### [LISTING]
^^^^^^^^^^^^^^^^
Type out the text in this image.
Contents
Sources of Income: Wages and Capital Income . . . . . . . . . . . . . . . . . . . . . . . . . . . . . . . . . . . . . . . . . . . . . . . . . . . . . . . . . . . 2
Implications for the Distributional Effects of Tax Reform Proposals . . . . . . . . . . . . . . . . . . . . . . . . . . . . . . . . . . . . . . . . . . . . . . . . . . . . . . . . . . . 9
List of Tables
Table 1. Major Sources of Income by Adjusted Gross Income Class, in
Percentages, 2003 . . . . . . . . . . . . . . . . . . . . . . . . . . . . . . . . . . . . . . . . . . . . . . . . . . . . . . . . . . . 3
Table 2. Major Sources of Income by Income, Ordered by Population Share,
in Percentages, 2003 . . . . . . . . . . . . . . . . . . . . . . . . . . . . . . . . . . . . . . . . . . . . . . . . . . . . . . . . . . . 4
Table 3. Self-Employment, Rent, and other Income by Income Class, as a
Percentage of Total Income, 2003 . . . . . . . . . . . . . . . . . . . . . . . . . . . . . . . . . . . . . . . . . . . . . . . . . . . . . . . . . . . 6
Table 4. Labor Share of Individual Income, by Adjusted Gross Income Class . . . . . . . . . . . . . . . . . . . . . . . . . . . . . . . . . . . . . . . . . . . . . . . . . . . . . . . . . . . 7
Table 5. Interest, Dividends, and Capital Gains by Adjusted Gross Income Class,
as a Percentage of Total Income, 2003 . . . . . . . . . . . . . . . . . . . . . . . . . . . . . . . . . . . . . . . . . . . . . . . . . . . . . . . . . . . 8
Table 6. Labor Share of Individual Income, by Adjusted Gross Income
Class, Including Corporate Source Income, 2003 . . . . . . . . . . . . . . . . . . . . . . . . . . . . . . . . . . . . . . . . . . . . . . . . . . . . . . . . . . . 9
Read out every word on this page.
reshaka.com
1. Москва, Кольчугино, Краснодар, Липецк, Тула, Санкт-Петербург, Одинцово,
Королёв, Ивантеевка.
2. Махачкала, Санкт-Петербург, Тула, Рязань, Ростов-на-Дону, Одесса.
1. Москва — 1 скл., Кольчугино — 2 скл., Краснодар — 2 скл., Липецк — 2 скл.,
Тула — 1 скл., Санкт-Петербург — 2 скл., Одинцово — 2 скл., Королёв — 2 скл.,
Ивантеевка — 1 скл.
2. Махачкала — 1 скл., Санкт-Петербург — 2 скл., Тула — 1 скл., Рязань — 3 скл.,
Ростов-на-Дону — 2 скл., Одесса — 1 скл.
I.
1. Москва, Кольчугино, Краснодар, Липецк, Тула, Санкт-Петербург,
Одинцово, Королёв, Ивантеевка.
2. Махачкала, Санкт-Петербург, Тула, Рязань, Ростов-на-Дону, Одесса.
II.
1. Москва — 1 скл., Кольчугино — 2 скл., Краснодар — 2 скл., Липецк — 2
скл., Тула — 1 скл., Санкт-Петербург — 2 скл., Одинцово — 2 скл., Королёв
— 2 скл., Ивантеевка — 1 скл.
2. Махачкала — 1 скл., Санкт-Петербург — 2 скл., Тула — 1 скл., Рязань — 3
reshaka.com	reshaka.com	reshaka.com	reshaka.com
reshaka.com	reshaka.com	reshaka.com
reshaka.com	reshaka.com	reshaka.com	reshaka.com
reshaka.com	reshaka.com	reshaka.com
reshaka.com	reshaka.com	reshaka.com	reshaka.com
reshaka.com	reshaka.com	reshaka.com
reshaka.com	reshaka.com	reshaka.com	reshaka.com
^^^^^^^^^^^^^^^^
### [WHAT NEEDS TO BE DONE]
Give again, word for word, every line from the one holding "Read out every word on this page." to the end of the data.

### [RESULT FOR THIS TASK]
Read out every word on this page.
reshaka.com
1. Москва, Кольчугино, Краснодар, Липецк, Тула, Санкт-Петербург, Одинцово,
Королёв, Ивантеевка.
2. Махачкала, Санкт-Петербург, Тула, Рязань, Ростов-на-Дону, Одесса.
1. Москва — 1 скл., Кольчугино — 2 скл., Краснодар — 2 скл., Липецк — 2 скл.,
Тула — 1 скл., Санкт-Петербург — 2 скл., Одинцово — 2 скл., Королёв — 2 скл.,
Ивантеевка — 1 скл.
2. Махачкала — 1 скл., Санкт-Петербург — 2 скл., Тула — 1 скл., Рязань — 3 скл.,
Ростов-на-Дону — 2 скл., Одесса — 1 скл.
I.
1. Москва, Кольчугино, Краснодар, Липецк, Тула, Санкт-Петербург,
Одинцово, Королёв, Ивантеевка.
2. Махачкала, Санкт-Петербург, Тула, Рязань, Ростов-на-Дону, Одесса.
II.
1. Москва — 1 скл., Кольчугино — 2 скл., Краснодар — 2 скл., Липецк — 2
скл., Тула — 1 скл., Санкт-Петербург — 2 скл., Одинцово — 2 скл., Королёв
— 2 скл., Ивантеевка — 1 скл.
2. Махачкала — 1 скл., Санкт-Петербург — 2 скл., Тула — 1 скл., Рязань — 3
reshaka.com	reshaka.com	reshaka.com	reshaka.com
reshaka.com	reshaka.com	reshaka.com
reshaka.com	reshaka.com	reshaka.com	reshaka.com
reshaka.com	reshaka.com	reshaka.com
reshaka.com	reshaka.com	reshaka.com	reshaka.com
reshaka.com	reshaka.com	reshaka.com
reshaka.com	reshaka.com	reshaka.com	reshaka.com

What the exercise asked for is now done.